## Given problem:
Gather all lines in the records below that include the word "交流分享".

··· Input for this task

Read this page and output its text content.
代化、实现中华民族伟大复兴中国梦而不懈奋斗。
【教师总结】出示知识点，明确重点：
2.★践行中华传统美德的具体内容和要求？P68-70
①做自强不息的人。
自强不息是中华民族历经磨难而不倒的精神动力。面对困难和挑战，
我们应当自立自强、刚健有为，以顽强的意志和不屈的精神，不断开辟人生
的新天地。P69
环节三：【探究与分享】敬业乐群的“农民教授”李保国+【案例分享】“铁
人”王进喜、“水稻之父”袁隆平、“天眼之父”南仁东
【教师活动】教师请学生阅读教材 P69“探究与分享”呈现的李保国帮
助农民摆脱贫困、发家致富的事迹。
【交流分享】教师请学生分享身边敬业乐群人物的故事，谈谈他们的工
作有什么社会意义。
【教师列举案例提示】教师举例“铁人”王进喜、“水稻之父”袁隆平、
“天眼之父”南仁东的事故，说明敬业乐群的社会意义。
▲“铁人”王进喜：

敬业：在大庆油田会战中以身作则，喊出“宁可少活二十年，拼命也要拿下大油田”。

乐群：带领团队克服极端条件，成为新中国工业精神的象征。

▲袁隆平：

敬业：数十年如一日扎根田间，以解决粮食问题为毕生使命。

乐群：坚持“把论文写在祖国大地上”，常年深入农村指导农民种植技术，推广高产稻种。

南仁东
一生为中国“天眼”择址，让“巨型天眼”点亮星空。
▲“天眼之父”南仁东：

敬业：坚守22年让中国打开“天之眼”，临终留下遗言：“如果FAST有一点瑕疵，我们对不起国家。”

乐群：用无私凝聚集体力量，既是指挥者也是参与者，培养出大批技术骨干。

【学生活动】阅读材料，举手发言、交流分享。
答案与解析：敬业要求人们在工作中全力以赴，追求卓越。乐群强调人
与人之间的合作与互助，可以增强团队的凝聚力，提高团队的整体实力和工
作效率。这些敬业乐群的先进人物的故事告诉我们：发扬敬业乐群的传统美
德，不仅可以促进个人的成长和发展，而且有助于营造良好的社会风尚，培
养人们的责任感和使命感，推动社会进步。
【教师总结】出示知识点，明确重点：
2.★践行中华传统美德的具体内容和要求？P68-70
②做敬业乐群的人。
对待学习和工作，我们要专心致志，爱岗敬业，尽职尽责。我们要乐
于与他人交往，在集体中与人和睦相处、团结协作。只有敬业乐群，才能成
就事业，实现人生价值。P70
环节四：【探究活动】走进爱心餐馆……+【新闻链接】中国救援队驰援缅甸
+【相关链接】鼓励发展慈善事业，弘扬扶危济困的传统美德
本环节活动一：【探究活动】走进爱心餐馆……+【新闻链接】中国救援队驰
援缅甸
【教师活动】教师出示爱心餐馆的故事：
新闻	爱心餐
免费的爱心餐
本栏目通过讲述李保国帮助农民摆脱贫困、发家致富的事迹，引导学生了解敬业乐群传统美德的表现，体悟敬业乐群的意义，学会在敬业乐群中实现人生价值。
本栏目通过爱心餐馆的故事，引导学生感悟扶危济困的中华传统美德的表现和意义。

······

## Solved exercise:
【交流分享】教师请学生分享身边敬业乐群人物的故事，谈谈他们的工
【学生活动】阅读材料，举手发言、交流分享。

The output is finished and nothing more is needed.